[A block of data]
────

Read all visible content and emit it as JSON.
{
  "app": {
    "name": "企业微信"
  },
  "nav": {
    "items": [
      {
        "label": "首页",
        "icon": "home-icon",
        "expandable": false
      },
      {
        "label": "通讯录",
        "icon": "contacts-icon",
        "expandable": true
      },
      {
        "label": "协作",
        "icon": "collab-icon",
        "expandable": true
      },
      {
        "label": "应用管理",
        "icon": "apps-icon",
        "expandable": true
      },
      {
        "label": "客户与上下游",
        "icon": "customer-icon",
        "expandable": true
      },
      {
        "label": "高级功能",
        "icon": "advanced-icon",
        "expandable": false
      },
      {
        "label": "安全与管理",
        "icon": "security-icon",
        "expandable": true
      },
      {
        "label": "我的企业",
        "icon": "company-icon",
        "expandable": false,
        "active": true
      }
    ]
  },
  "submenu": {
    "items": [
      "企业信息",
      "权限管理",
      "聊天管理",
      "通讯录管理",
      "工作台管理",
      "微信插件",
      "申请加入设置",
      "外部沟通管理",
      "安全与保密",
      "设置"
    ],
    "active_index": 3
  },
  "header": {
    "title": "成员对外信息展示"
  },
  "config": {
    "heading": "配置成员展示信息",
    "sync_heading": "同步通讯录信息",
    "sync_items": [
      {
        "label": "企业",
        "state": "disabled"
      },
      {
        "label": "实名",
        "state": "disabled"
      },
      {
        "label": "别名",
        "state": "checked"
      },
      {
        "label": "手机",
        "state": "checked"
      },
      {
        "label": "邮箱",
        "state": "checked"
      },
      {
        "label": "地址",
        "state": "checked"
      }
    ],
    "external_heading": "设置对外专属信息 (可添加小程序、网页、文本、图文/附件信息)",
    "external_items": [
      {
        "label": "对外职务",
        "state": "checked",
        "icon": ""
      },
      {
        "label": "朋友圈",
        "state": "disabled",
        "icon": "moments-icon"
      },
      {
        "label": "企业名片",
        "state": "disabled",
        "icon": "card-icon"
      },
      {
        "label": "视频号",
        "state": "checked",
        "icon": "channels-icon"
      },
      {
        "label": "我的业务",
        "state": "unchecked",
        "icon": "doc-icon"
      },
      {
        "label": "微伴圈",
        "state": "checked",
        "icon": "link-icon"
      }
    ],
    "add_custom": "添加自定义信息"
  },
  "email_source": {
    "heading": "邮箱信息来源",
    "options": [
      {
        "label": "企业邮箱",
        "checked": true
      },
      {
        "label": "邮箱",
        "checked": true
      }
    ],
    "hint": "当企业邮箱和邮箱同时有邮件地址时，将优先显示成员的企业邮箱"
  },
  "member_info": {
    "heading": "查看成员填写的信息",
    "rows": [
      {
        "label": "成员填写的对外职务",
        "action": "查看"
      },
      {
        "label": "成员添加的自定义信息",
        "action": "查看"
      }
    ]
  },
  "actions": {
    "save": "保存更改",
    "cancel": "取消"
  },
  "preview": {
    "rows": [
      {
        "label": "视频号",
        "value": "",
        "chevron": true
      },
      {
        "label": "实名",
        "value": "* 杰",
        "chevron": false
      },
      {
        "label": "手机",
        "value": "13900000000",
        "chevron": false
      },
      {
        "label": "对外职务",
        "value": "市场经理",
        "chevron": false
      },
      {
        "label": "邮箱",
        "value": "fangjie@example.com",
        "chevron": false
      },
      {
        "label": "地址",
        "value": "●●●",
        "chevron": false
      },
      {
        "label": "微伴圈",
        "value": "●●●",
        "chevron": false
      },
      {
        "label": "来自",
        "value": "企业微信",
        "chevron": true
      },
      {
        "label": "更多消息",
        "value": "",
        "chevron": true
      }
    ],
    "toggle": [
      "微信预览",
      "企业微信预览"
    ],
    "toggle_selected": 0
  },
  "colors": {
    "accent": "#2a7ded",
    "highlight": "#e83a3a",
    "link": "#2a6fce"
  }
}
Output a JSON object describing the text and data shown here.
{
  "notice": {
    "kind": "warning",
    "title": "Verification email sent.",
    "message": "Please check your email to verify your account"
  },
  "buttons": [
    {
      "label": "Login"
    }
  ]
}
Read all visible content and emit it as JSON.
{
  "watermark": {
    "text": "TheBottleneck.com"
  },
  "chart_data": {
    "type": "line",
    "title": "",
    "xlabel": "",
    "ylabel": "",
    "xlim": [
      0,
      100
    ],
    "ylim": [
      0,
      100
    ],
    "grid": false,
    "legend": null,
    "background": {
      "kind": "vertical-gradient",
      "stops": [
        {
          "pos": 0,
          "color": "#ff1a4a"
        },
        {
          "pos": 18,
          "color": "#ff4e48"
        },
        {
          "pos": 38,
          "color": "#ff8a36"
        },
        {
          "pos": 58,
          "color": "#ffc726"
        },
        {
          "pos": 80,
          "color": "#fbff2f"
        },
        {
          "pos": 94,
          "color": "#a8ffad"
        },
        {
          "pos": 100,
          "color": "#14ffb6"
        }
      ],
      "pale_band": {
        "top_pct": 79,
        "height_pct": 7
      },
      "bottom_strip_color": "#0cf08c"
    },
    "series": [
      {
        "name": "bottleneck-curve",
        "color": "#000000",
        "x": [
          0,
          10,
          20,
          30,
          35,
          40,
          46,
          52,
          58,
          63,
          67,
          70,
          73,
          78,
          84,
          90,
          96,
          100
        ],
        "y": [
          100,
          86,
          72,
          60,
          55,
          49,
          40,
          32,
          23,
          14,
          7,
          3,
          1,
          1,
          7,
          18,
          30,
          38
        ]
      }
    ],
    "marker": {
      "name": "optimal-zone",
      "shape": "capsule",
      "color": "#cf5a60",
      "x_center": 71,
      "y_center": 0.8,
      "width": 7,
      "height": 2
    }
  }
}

────

Write out all the entries exactly.

Answer to this exercise
Read all visible content and emit it as JSON.
{
  "app": {
    "name": "企业微信"
  },
  "nav": {
    "items": [
      {
        "label": "首页",
        "icon": "home-icon",
        "expandable": false
      },
      {
        "label": "通讯录",
        "icon": "contacts-icon",
        "expandable": true
      },
      {
        "label": "协作",
        "icon": "collab-icon",
        "expandable": true
      },
      {
        "label": "应用管理",
        "icon": "apps-icon",
        "expandable": true
      },
      {
        "label": "客户与上下游",
        "icon": "customer-icon",
        "expandable": true
      },
      {
        "label": "高级功能",
        "icon": "advanced-icon",
        "expandable": false
      },
      {
        "label": "安全与管理",
        "icon": "security-icon",
        "expandable": true
      },
      {
        "label": "我的企业",
        "icon": "company-icon",
        "expandable": false,
        "active": true
      }
    ]
  },
  "submenu": {
    "items": [
      "企业信息",
      "权限管理",
      "聊天管理",
      "通讯录管理",
      "工作台管理",
      "微信插件",
      "申请加入设置",
      "外部沟通管理",
      "安全与保密",
      "设置"
    ],
    "active_index": 3
  },
  "header": {
    "title": "成员对外信息展示"
  },
  "config": {
    "heading": "配置成员展示信息",
    "sync_heading": "同步通讯录信息",
    "sync_items": [
      {
        "label": "企业",
        "state": "disabled"
      },
      {
        "label": "实名",
        "state": "disabled"
      },
      {
        "label": "别名",
        "state": "checked"
      },
      {
        "label": "手机",
        "state": "checked"
      },
      {
        "label": "邮箱",
        "state": "checked"
      },
      {
        "label": "地址",
        "state": "checked"
      }
    ],
    "external_heading": "设置对外专属信息 (可添加小程序、网页、文本、图文/附件信息)",
    "external_items": [
      {
        "label": "对外职务",
        "state": "checked",
        "icon": ""
      },
      {
        "label": "朋友圈",
        "state": "disabled",
        "icon": "moments-icon"
      },
      {
        "label": "企业名片",
        "state": "disabled",
        "icon": "card-icon"
      },
      {
        "label": "视频号",
        "state": "checked",
        "icon": "channels-icon"
      },
      {
        "label": "我的业务",
        "state": "unchecked",
        "icon": "doc-icon"
      },
      {
        "label": "微伴圈",
        "state": "checked",
        "icon": "link-icon"
      }
    ],
    "add_custom": "添加自定义信息"
  },
  "email_source": {
    "heading": "邮箱信息来源",
    "options": [
      {
        "label": "企业邮箱",
        "checked": true
      },
      {
        "label": "邮箱",
        "checked": true
      }
    ],
    "hint": "当企业邮箱和邮箱同时有邮件地址时，将优先显示成员的企业邮箱"
  },
  "member_info": {
    "heading": "查看成员填写的信息",
    "rows": [
      {
        "label": "成员填写的对外职务",
        "action": "查看"
      },
      {
        "label": "成员添加的自定义信息",
        "action": "查看"
      }
    ]
  },
  "actions": {
    "save": "保存更改",
    "cancel": "取消"
  },
  "preview": {
    "rows": [
      {
        "label": "视频号",
        "value": "",
        "chevron": true
      },
      {
        "label": "实名",
        "value": "* 杰",
        "chevron": false
      },
      {
        "label": "手机",
        "value": "13900000000",
        "chevron": false
      },
      {
        "label": "对外职务",
        "value": "市场经理",
        "chevron": false
      },
      {
        "label": "邮箱",
        "value": "fangjie@example.com",
        "chevron": false
      },
      {
        "label": "地址",
        "value": "●●●",
        "chevron": false
      },
      {
        "label": "微伴圈",
        "value": "●●●",
        "chevron": false
      },
      {
        "label": "来自",
        "value": "企业微信",
        "chevron": true
      },
      {
        "label": "更多消息",
        "value": "",
        "chevron": true
      }
    ],
    "toggle": [
      "微信预览",
      "企业微信预览"
    ],
    "toggle_selected": 0
  },
  "colors": {
    "accent": "#2a7ded",
    "highlight": "#e83a3a",
    "link": "#2a6fce"
  }
}
Output a JSON object describing the text and data shown here.
{
  "notice": {
    "kind": "warning",
    "title": "Verification email sent.",
    "message": "Please check your email to verify your account"
  },
  "buttons": [
    {
      "label": "Login"
    }
  ]
}
Read all visible content and emit it as JSON.
{
  "watermark": {
    "text": "TheBottleneck.com"
  },
  "chart_data": {
    "type": "line",
    "title": "",
    "xlabel": "",
    "ylabel": "",
    "xlim": [
      0,
      100
    ],
    "ylim": [
      0,
      100
    ],
    "grid": false,
    "legend": null,
    "background": {
      "kind": "vertical-gradient",
      "stops": [
        {
          "pos": 0,
          "color": "#ff1a4a"
        },
        {
          "pos": 18,
          "color": "#ff4e48"
        },
        {
          "pos": 38,
          "color": "#ff8a36"
        },
        {
          "pos": 58,
          "color": "#ffc726"
        },
        {
          "pos": 80,
          "color": "#fbff2f"
        },
        {
          "pos": 94,
          "color": "#a8ffad"
        },
        {
          "pos": 100,
          "color": "#14ffb6"
        }
      ],
      "pale_band": {
        "top_pct": 79,
        "height_pct": 7
      },
      "bottom_strip_color": "#0cf08c"
    },
    "series": [
      {
        "name": "bottleneck-curve",
        "color": "#000000",
        "x": [
          0,
          10,
          20,
          30,
          35,
          40,
          46,
          52,
          58,
          63,
          67,
          70,
          73,
          78,
          84,
          90,
          96,
          100
        ],
        "y": [
          100,
          86,
          72,
          60,
          55,
          49,
          40,
          32,
          23,
          14,
          7,
          3,
          1,
          1,
          7,
          18,
          30,
          38
        ]
      }
    ],
    "marker": {
      "name": "optimal-zone",
      "shape": "capsule",
      "color": "#cf5a60",
      "x_center": 71,
      "y_center": 0.8,
      "width": 7,
      "height": 2
    }
  }
}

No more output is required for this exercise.